From the records below, extract all the text exactly and leave the images behind.

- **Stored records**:
----------

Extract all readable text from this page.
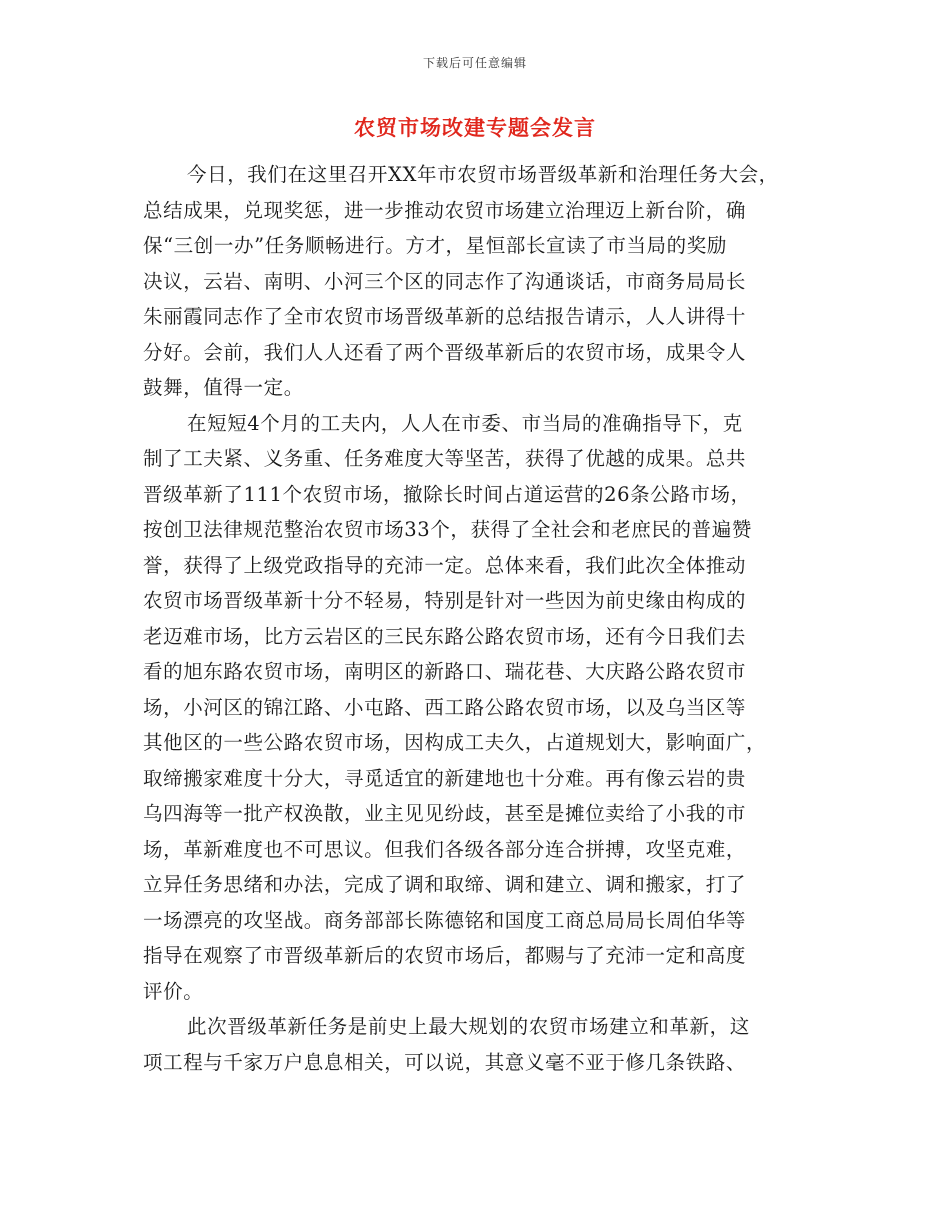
下载后可任意编辑
农贸市场改建专题会发言
今日，我们在这里召开XX年市农贸市场晋级革新和治理任务大会，
总结成果，兑现奖惩，进一步推动农贸市场建立治理迈上新台阶，确
保“三创一办”任务顺畅进行。方才，星恒部长宣读了市当局的奖励
决议，云岩、南明、小河三个区的同志作了沟通谈话，市商务局局长
朱丽霞同志作了全市农贸市场晋级革新的总结报告请示，人人讲得十
分好。会前，我们人人还看了两个晋级革新后的农贸市场，成果令人
鼓舞，值得一定。
在短短4个月的工夫内，人人在市委、市当局的准确指导下，克
制了工夫紧、义务重、任务难度大等坚苦，获得了优越的成果。总共
晋级革新了111个农贸市场，撤除长时间占道运营的26条公路市场，
按创卫法律规范整治农贸市场33个，获得了全社会和老庶民的普遍赞
誉，获得了上级党政指导的充沛一定。总体来看，我们此次全体推动
农贸市场晋级革新十分不轻易，特别是针对一些因为前史缘由构成的
老迈难市场，比方云岩区的三民东路公路农贸市场，还有今日我们去
看的旭东路农贸市场，南明区的新路口、瑞花巷、大庆路公路农贸市
场，小河区的锦江路、小屯路、西工路公路农贸市场，以及乌当区等
其他区的一些公路农贸市场，因构成工夫久，占道规划大，影响面广，
取缔搬家难度十分大，寻觅适宜的新建地也十分难。再有像云岩的贵
乌四海等一批产权涣散，业主见见纷歧，甚至是摊位卖给了小我的市
场，革新难度也不可思议。但我们各级各部分连合拼搏，攻坚克难，
立异任务思绪和办法，完成了调和取缔、调和建立、调和搬家，打了
一场漂亮的攻坚战。商务部部长陈德铭和国度工商总局局长周伯华等
指导在观察了市晋级革新后的农贸市场后，都赐与了充沛一定和高度
评价。
此次晋级革新任务是前史上最大规划的农贸市场建立和革新，这
项工程与千家万户息息相关，可以说，其意义毫不亚于修几条铁路、
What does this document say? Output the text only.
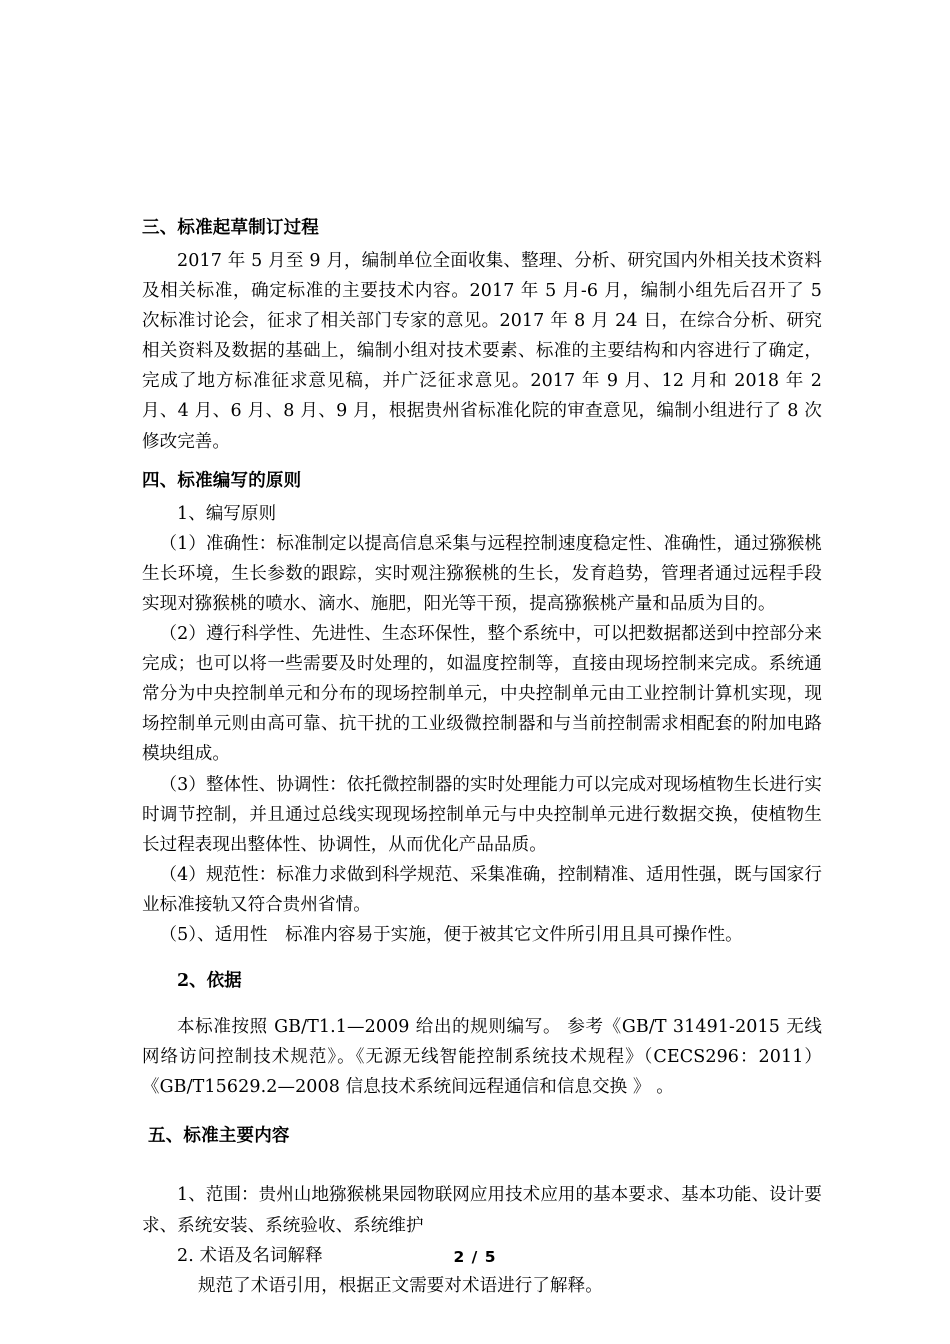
三、标准起草制订过程

2017 年 5 月至 9 月，编制单位全面收集、整理、分析、研究国内外相关技术资料及相关标准，确定标准的主要技术内容。2017 年 5 月-6 月，编制小组先后召开了 5 次标准讨论会，征求了相关部门专家的意见。2017 年 8 月 24 日，在综合分析、研究相关资料及数据的基础上，编制小组对技术要素、标准的主要结构和内容进行了确定，完成了地方标准征求意见稿，并广泛征求意见。2017 年 9 月、12 月和 2018 年 2 月、4 月、6 月、8 月、9 月，根据贵州省标准化院的审查意见，编制小组进行了 8 次修改完善。

四、标准编写的原则

1、编写原则

（1）准确性：标准制定以提高信息采集与远程控制速度稳定性、准确性，通过猕猴桃生长环境，生长参数的跟踪，实时观注猕猴桃的生长，发育趋势，管理者通过远程手段实现对猕猴桃的喷水、滴水、施肥，阳光等干预，提高猕猴桃产量和品质为目的。

（2）遵行科学性、先进性、生态环保性，整个系统中，可以把数据都送到中控部分来完成；也可以将一些需要及时处理的，如温度控制等，直接由现场控制来完成。系统通常分为中央控制单元和分布的现场控制单元，中央控制单元由工业控制计算机实现，现场控制单元则由高可靠、抗干扰的工业级微控制器和与当前控制需求相配套的附加电路模块组成。

（3）整体性、协调性：依托微控制器的实时处理能力可以完成对现场植物生长进行实时调节控制，并且通过总线实现现场控制单元与中央控制单元进行数据交换，使植物生长过程表现出整体性、协调性，从而优化产品品质。

（4）规范性：标准力求做到科学规范、采集准确，控制精准、适用性强，既与国家行业标准接轨又符合贵州省情。

（5）、适用性　标准内容易于实施，便于被其它文件所引用且具可操作性。

2、依据

本标准按照 GB/T1.1—2009 给出的规则编写。 参考《GB/T 31491-2015 无线网络访问控制技术规范》。《无源无线智能控制系统技术规程》（CECS296：2011）《GB/T15629.2—2008 信息技术系统间远程通信和信息交换 》 。

五、标准主要内容

1、范围：贵州山地猕猴桃果园物联网应用技术应用的基本要求、基本功能、设计要求、系统安装、系统验收、系统维护

2. 术语及名词解释

规范了术语引用，根据正文需要对术语进行了解释。

2 / 5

----------

- **COMPLETE RESPONSE**:
Extract all readable text from this page.
下载后可任意编辑
农贸市场改建专题会发言
今日，我们在这里召开XX年市农贸市场晋级革新和治理任务大会，
总结成果，兑现奖惩，进一步推动农贸市场建立治理迈上新台阶，确
保“三创一办”任务顺畅进行。方才，星恒部长宣读了市当局的奖励
决议，云岩、南明、小河三个区的同志作了沟通谈话，市商务局局长
朱丽霞同志作了全市农贸市场晋级革新的总结报告请示，人人讲得十
分好。会前，我们人人还看了两个晋级革新后的农贸市场，成果令人
鼓舞，值得一定。
在短短4个月的工夫内，人人在市委、市当局的准确指导下，克
制了工夫紧、义务重、任务难度大等坚苦，获得了优越的成果。总共
晋级革新了111个农贸市场，撤除长时间占道运营的26条公路市场，
按创卫法律规范整治农贸市场33个，获得了全社会和老庶民的普遍赞
誉，获得了上级党政指导的充沛一定。总体来看，我们此次全体推动
农贸市场晋级革新十分不轻易，特别是针对一些因为前史缘由构成的
老迈难市场，比方云岩区的三民东路公路农贸市场，还有今日我们去
看的旭东路农贸市场，南明区的新路口、瑞花巷、大庆路公路农贸市
场，小河区的锦江路、小屯路、西工路公路农贸市场，以及乌当区等
其他区的一些公路农贸市场，因构成工夫久，占道规划大，影响面广，
取缔搬家难度十分大，寻觅适宜的新建地也十分难。再有像云岩的贵
乌四海等一批产权涣散，业主见见纷歧，甚至是摊位卖给了小我的市
场，革新难度也不可思议。但我们各级各部分连合拼搏，攻坚克难，
立异任务思绪和办法，完成了调和取缔、调和建立、调和搬家，打了
一场漂亮的攻坚战。商务部部长陈德铭和国度工商总局局长周伯华等
指导在观察了市晋级革新后的农贸市场后，都赐与了充沛一定和高度
评价。
此次晋级革新任务是前史上最大规划的农贸市场建立和革新，这
项工程与千家万户息息相关，可以说，其意义毫不亚于修几条铁路、
What does this document say? Output the text only.
三、标准起草制订过程

2017 年 5 月至 9 月，编制单位全面收集、整理、分析、研究国内外相关技术资料及相关标准，确定标准的主要技术内容。2017 年 5 月-6 月，编制小组先后召开了 5 次标准讨论会，征求了相关部门专家的意见。2017 年 8 月 24 日，在综合分析、研究相关资料及数据的基础上，编制小组对技术要素、标准的主要结构和内容进行了确定，完成了地方标准征求意见稿，并广泛征求意见。2017 年 9 月、12 月和 2018 年 2 月、4 月、6 月、8 月、9 月，根据贵州省标准化院的审查意见，编制小组进行了 8 次修改完善。

四、标准编写的原则

1、编写原则

（1）准确性：标准制定以提高信息采集与远程控制速度稳定性、准确性，通过猕猴桃生长环境，生长参数的跟踪，实时观注猕猴桃的生长，发育趋势，管理者通过远程手段实现对猕猴桃的喷水、滴水、施肥，阳光等干预，提高猕猴桃产量和品质为目的。

（2）遵行科学性、先进性、生态环保性，整个系统中，可以把数据都送到中控部分来完成；也可以将一些需要及时处理的，如温度控制等，直接由现场控制来完成。系统通常分为中央控制单元和分布的现场控制单元，中央控制单元由工业控制计算机实现，现场控制单元则由高可靠、抗干扰的工业级微控制器和与当前控制需求相配套的附加电路模块组成。

（3）整体性、协调性：依托微控制器的实时处理能力可以完成对现场植物生长进行实时调节控制，并且通过总线实现现场控制单元与中央控制单元进行数据交换，使植物生长过程表现出整体性、协调性，从而优化产品品质。

（4）规范性：标准力求做到科学规范、采集准确，控制精准、适用性强，既与国家行业标准接轨又符合贵州省情。

（5）、适用性　标准内容易于实施，便于被其它文件所引用且具可操作性。

2、依据

本标准按照 GB/T1.1—2009 给出的规则编写。 参考《GB/T 31491-2015 无线网络访问控制技术规范》。《无源无线智能控制系统技术规程》（CECS296：2011）《GB/T15629.2—2008 信息技术系统间远程通信和信息交换 》 。

五、标准主要内容

1、范围：贵州山地猕猴桃果园物联网应用技术应用的基本要求、基本功能、设计要求、系统安装、系统验收、系统维护

2. 术语及名词解释

规范了术语引用，根据正文需要对术语进行了解释。

2 / 5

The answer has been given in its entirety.